WHAT IS BEING ASKED = Restate the records in their entirety, word for word.
-- START RECORDS SUPPLIED --
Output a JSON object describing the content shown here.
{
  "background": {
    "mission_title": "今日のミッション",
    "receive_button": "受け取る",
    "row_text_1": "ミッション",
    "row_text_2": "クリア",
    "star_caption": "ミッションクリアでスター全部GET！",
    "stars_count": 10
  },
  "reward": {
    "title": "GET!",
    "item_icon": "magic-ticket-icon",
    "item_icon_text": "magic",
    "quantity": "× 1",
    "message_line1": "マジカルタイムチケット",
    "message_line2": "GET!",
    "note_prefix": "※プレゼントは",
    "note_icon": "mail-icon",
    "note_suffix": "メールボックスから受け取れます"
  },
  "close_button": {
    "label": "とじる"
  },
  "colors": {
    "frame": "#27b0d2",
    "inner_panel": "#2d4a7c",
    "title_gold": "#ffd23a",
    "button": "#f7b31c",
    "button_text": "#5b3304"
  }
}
-- END RECORDS SUPPLIED --
THE OUTPUT =
Output a JSON object describing the content shown here.
{
  "background": {
    "mission_title": "今日のミッション",
    "receive_button": "受け取る",
    "row_text_1": "ミッション",
    "row_text_2": "クリア",
    "star_caption": "ミッションクリアでスター全部GET！",
    "stars_count": 10
  },
  "reward": {
    "title": "GET!",
    "item_icon": "magic-ticket-icon",
    "item_icon_text": "magic",
    "quantity": "× 1",
    "message_line1": "マジカルタイムチケット",
    "message_line2": "GET!",
    "note_prefix": "※プレゼントは",
    "note_icon": "mail-icon",
    "note_suffix": "メールボックスから受け取れます"
  },
  "close_button": {
    "label": "とじる"
  },
  "colors": {
    "frame": "#27b0d2",
    "inner_panel": "#2d4a7c",
    "title_gold": "#ffd23a",
    "button": "#f7b31c",
    "button_text": "#5b3304"
  }
}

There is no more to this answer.